* **What to produce**: Each line containing the word "לפני" must be reported.

* **Items**:
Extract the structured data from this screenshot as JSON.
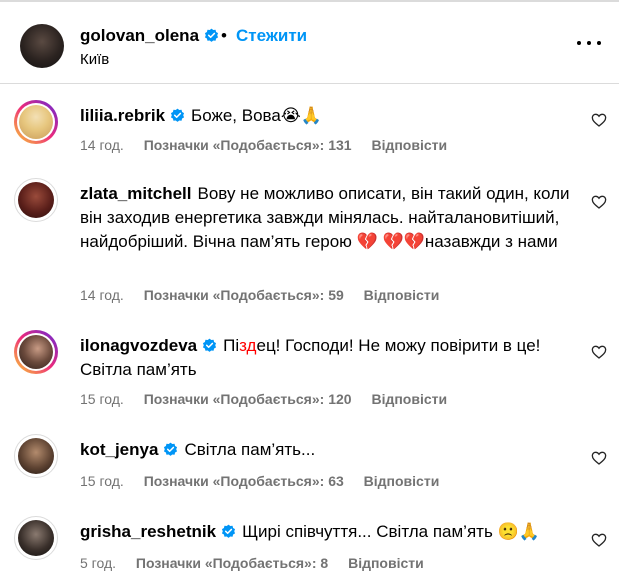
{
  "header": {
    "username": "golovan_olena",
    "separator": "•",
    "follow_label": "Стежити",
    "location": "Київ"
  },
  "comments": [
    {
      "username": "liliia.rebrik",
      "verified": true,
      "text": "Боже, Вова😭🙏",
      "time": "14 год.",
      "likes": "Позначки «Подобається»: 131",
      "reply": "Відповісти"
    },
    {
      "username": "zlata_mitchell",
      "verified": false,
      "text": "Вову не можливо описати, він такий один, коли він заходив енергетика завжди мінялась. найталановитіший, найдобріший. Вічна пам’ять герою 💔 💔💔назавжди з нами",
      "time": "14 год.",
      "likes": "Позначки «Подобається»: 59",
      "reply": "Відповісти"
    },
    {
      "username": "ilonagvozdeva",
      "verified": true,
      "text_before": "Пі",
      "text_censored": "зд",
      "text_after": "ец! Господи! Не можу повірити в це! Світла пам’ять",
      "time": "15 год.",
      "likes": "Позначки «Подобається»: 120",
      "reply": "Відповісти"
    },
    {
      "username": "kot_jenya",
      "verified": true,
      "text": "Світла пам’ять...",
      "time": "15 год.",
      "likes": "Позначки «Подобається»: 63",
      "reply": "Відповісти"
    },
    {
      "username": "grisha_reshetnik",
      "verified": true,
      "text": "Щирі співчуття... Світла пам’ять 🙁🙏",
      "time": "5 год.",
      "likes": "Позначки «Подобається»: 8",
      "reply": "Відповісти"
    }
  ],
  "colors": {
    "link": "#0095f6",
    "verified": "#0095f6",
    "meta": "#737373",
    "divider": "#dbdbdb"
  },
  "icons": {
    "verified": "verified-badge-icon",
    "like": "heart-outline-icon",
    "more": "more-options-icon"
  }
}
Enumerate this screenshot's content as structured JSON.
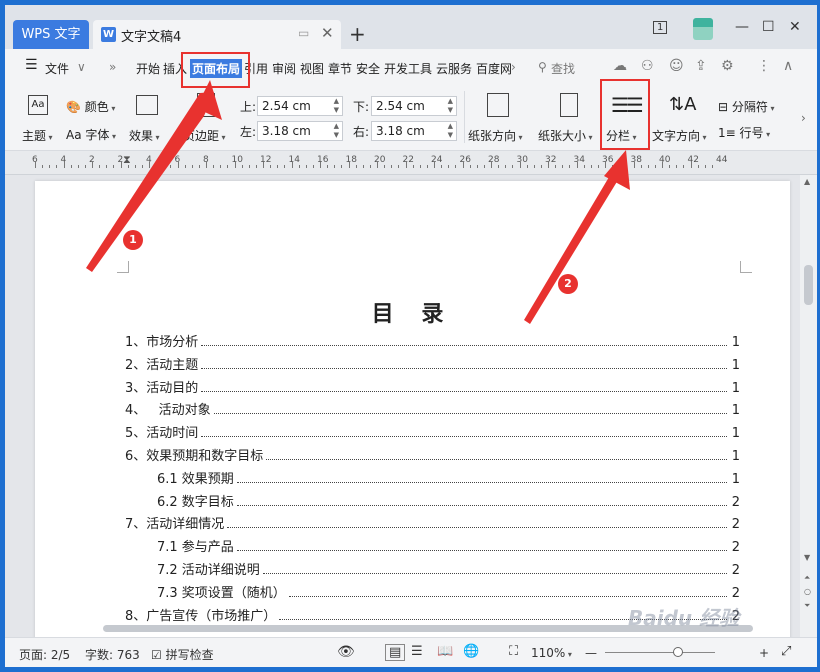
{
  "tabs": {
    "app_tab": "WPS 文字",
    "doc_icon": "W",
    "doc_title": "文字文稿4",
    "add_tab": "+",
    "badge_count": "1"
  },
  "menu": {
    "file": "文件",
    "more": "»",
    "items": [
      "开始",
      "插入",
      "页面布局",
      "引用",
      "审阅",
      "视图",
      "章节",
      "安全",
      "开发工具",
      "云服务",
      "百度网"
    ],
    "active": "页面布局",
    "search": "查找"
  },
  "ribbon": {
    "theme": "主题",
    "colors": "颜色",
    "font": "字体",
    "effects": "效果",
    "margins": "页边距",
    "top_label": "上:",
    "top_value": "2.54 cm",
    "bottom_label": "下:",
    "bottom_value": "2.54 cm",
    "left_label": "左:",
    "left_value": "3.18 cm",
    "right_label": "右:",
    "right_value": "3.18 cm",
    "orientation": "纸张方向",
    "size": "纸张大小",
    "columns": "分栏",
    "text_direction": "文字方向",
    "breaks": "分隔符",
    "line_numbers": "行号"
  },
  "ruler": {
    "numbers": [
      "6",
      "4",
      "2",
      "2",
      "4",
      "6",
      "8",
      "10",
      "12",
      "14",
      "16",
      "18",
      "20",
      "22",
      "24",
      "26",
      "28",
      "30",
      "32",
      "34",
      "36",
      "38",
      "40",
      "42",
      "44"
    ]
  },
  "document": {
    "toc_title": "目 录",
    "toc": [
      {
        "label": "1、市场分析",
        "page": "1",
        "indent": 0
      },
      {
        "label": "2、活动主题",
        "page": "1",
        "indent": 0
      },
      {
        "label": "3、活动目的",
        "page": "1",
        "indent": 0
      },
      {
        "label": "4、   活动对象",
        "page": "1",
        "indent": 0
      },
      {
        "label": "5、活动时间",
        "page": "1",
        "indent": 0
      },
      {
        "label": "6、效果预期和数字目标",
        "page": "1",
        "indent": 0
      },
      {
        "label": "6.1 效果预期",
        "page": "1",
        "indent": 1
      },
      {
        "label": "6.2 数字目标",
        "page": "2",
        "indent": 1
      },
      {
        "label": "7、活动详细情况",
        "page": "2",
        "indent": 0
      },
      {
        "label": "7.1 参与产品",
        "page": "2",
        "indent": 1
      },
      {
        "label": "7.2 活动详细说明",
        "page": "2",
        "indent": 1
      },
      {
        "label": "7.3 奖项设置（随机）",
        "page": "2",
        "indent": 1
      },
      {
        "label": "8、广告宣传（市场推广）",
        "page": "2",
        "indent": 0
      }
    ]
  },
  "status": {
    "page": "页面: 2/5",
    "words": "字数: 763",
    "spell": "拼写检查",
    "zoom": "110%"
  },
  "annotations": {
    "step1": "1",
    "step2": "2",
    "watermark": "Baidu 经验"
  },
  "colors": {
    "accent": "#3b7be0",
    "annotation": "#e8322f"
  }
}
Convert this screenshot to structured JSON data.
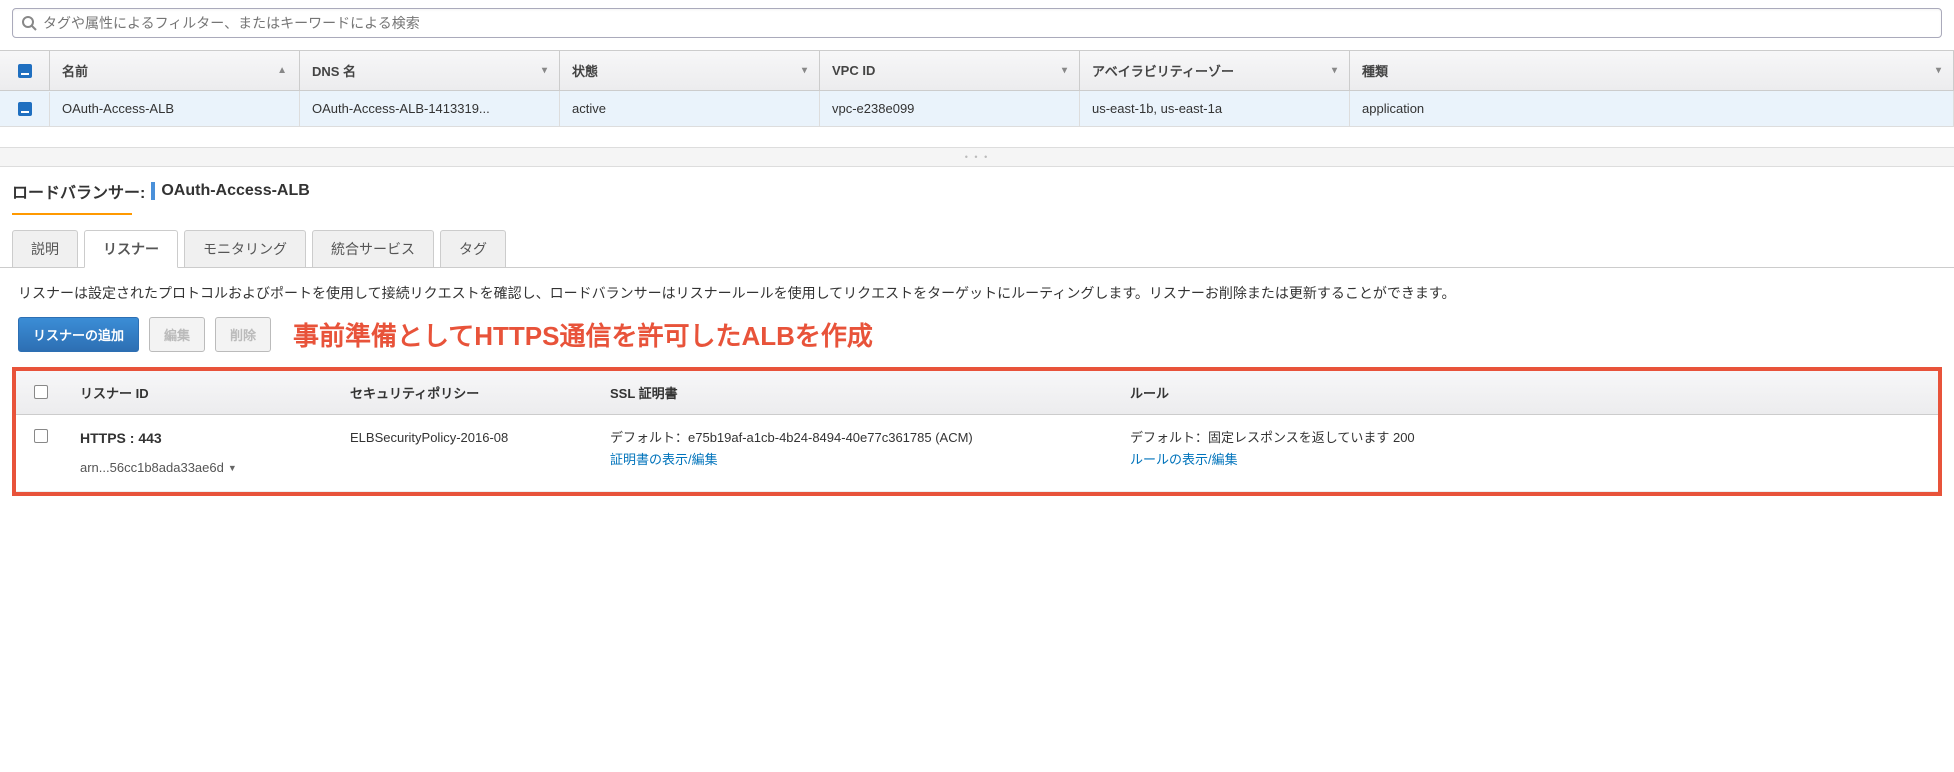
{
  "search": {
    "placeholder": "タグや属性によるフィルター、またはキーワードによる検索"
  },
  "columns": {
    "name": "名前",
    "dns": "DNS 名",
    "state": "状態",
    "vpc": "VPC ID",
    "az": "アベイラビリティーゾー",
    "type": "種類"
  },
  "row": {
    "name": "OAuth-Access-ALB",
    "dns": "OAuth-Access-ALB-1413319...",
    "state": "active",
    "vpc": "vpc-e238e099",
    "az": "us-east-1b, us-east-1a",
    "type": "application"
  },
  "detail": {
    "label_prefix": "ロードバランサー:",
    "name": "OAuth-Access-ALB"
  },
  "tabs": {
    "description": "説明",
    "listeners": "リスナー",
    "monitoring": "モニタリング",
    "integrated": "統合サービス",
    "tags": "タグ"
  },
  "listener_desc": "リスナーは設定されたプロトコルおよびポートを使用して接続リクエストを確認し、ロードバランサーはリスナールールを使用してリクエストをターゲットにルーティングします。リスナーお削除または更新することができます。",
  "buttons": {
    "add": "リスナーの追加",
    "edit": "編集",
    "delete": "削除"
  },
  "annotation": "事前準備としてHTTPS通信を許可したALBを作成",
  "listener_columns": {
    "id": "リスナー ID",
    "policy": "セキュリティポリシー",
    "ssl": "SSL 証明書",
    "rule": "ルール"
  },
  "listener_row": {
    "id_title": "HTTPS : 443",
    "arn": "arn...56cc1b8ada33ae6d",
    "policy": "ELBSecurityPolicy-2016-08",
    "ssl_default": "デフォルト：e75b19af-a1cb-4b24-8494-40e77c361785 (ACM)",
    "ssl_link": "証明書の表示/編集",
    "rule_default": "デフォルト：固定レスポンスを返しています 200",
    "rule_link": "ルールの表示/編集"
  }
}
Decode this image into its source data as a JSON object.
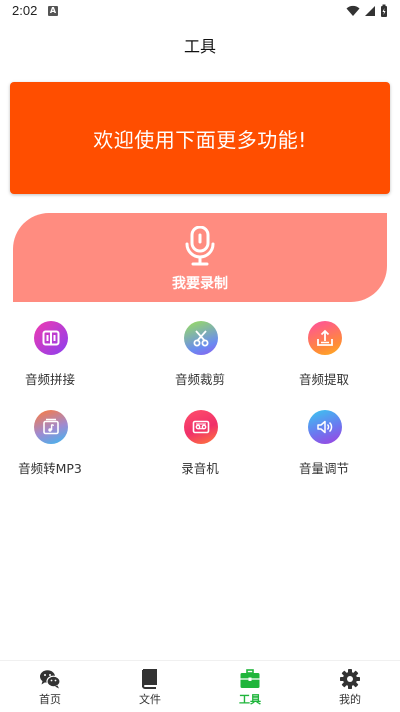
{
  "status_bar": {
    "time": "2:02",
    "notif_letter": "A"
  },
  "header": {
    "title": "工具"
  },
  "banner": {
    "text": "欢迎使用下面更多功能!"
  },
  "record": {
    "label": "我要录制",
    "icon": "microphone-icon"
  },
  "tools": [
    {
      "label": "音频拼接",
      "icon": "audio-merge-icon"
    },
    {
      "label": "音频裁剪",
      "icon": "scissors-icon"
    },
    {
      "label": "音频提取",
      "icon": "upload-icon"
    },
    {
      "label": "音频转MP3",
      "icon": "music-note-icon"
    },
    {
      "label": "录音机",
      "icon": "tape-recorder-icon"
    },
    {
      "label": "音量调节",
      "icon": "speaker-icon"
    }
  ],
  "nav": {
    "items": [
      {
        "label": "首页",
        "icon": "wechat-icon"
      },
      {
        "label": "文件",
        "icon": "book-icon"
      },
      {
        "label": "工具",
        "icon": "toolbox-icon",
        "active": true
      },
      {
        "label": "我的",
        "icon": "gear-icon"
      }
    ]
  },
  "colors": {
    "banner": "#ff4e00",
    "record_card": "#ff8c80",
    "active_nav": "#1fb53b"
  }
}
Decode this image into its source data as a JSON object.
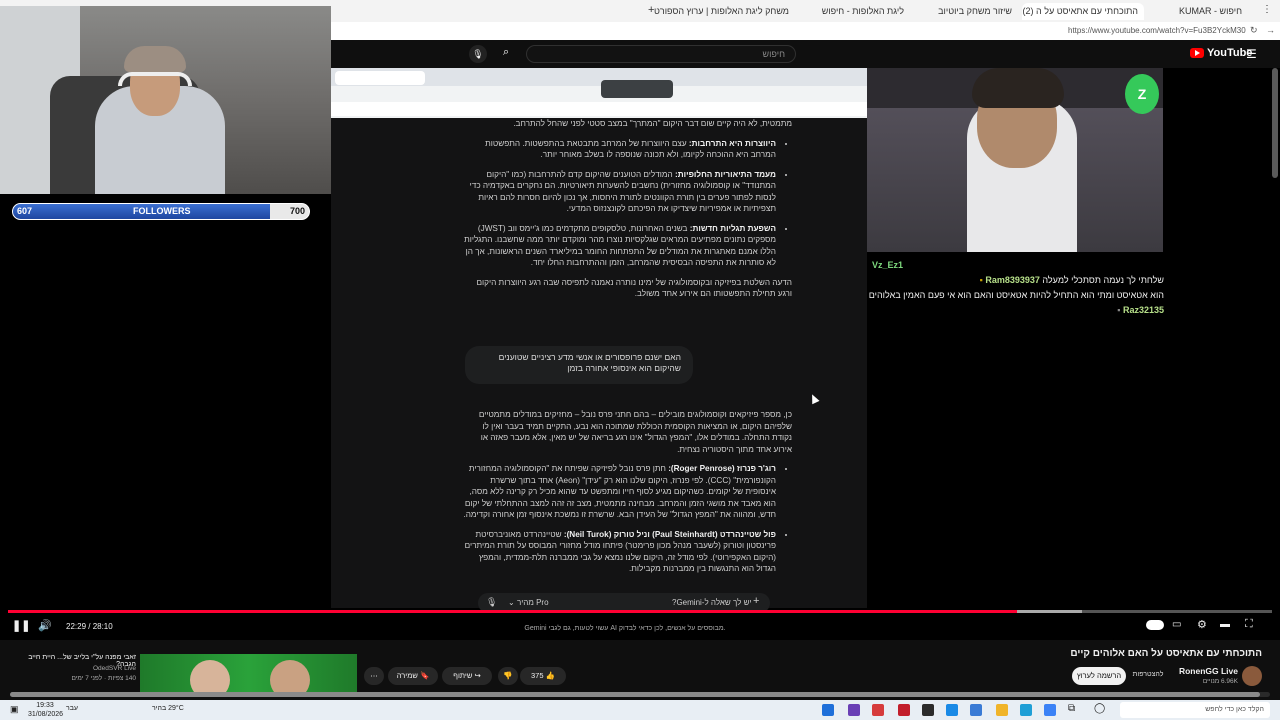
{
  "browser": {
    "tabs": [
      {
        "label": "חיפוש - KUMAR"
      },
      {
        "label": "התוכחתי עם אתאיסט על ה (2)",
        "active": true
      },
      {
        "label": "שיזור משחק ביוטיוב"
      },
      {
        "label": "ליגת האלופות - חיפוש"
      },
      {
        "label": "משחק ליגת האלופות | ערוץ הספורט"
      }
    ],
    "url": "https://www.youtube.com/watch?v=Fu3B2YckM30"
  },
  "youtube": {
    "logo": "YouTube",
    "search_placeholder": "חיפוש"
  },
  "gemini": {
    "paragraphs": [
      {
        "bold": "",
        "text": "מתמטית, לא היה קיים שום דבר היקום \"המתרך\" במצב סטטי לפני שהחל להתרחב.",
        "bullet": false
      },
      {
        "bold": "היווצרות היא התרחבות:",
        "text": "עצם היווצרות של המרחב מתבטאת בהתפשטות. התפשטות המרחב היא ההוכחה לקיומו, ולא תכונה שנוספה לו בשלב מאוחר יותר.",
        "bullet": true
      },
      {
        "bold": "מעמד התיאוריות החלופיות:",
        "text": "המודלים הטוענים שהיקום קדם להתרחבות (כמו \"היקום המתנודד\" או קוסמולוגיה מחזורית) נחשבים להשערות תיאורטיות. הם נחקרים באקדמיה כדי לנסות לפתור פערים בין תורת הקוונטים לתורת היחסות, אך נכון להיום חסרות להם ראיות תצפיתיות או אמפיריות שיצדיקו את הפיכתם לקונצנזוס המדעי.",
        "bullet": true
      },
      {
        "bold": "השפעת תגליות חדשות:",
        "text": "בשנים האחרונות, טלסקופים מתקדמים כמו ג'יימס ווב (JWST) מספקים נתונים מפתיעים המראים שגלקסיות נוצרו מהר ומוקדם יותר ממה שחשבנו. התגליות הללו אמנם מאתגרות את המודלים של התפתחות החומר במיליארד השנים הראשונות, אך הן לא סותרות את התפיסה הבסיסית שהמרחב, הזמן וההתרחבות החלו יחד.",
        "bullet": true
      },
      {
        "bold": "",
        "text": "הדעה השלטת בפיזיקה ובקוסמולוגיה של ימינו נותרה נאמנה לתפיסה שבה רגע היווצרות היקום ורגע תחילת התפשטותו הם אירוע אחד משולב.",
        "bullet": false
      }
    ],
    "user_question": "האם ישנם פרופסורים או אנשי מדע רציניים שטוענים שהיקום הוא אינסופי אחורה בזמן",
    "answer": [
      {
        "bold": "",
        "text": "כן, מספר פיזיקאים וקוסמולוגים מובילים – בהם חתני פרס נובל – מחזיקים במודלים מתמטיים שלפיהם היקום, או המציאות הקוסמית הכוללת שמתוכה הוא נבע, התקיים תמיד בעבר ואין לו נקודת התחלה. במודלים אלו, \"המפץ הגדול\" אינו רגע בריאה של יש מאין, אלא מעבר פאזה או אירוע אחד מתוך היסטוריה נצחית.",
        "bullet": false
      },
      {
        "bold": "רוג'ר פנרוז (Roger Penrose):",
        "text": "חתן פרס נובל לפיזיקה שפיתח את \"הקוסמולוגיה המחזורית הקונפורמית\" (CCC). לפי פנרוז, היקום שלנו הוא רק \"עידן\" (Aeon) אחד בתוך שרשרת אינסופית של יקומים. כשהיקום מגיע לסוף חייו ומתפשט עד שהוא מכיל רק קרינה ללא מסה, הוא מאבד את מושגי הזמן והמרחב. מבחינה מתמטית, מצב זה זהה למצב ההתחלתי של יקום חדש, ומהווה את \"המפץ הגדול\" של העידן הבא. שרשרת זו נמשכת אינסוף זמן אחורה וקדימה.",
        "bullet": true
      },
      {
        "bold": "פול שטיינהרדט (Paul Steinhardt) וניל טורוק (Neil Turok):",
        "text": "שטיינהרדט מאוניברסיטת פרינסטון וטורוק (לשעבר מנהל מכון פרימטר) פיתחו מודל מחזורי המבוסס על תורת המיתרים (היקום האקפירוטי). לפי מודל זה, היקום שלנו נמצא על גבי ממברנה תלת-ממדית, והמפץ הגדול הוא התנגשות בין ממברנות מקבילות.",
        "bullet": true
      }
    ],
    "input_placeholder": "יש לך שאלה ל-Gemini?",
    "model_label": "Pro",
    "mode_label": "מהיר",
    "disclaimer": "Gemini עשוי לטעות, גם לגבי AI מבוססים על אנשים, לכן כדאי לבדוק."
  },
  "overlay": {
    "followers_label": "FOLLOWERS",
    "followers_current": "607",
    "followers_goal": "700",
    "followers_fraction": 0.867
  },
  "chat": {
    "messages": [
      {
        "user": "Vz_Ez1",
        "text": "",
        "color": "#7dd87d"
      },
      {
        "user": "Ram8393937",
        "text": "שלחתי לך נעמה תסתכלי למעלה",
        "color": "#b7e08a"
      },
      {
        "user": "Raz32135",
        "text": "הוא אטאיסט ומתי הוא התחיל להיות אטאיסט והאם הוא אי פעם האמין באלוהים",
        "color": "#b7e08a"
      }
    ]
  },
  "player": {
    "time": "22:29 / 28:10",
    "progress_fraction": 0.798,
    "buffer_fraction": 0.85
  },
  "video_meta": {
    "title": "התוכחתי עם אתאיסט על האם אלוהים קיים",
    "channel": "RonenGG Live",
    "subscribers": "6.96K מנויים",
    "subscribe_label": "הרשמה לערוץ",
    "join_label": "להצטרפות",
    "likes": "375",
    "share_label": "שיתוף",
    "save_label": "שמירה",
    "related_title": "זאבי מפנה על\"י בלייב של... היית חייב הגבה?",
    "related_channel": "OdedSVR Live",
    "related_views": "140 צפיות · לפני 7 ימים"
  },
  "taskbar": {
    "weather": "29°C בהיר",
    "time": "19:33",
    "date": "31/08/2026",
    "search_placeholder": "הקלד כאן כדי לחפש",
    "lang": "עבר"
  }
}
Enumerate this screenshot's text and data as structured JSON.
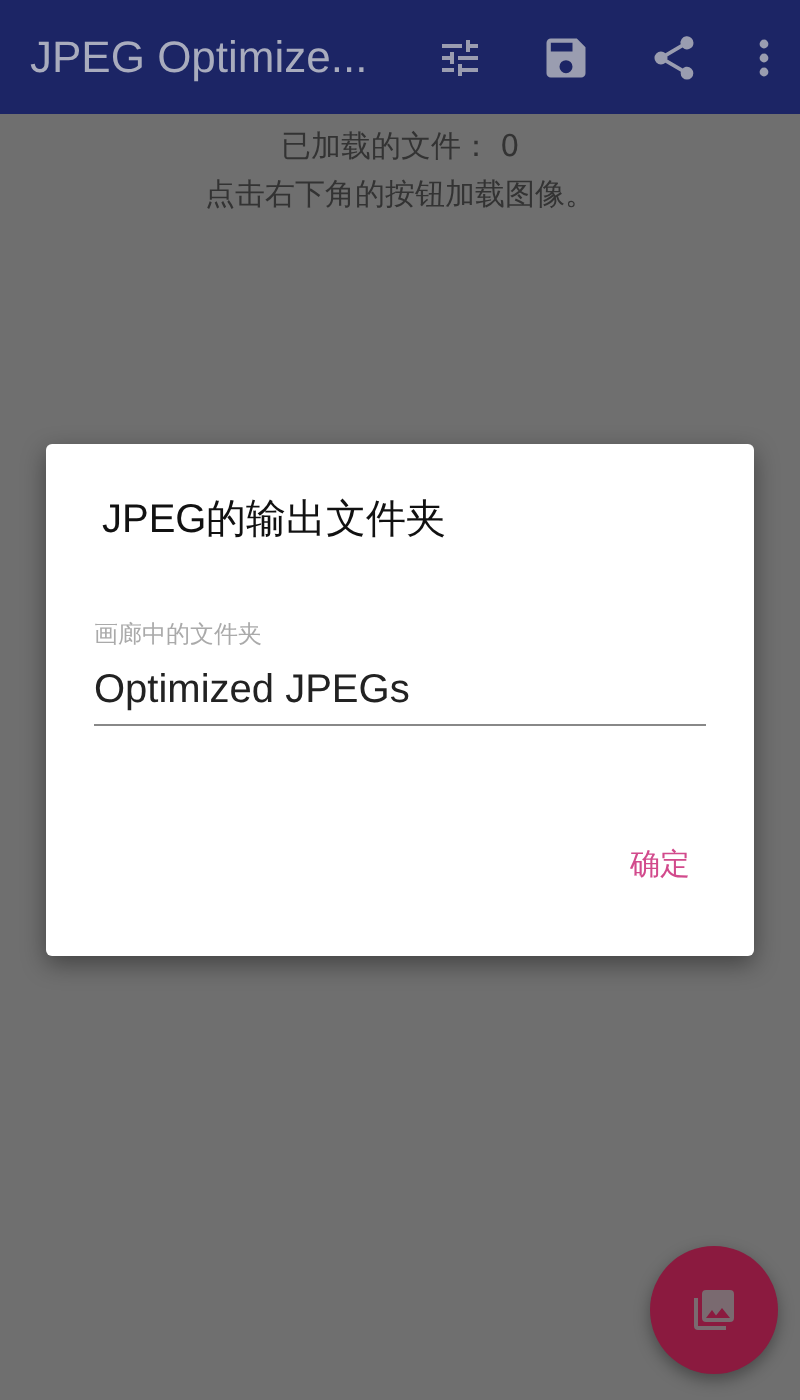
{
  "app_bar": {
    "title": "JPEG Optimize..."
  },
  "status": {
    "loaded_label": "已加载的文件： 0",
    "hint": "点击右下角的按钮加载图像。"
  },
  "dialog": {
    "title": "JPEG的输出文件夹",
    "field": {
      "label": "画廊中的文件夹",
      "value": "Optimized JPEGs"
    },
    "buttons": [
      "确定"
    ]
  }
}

* **Solution for this task**:
        "text": "מתמטית, לא היה קיים שום דבר היקום \"המתרך\" במצב סטטי לפני שהחל להתרחב.",
    "related_views": "140 צפיות · לפני 7 ימים"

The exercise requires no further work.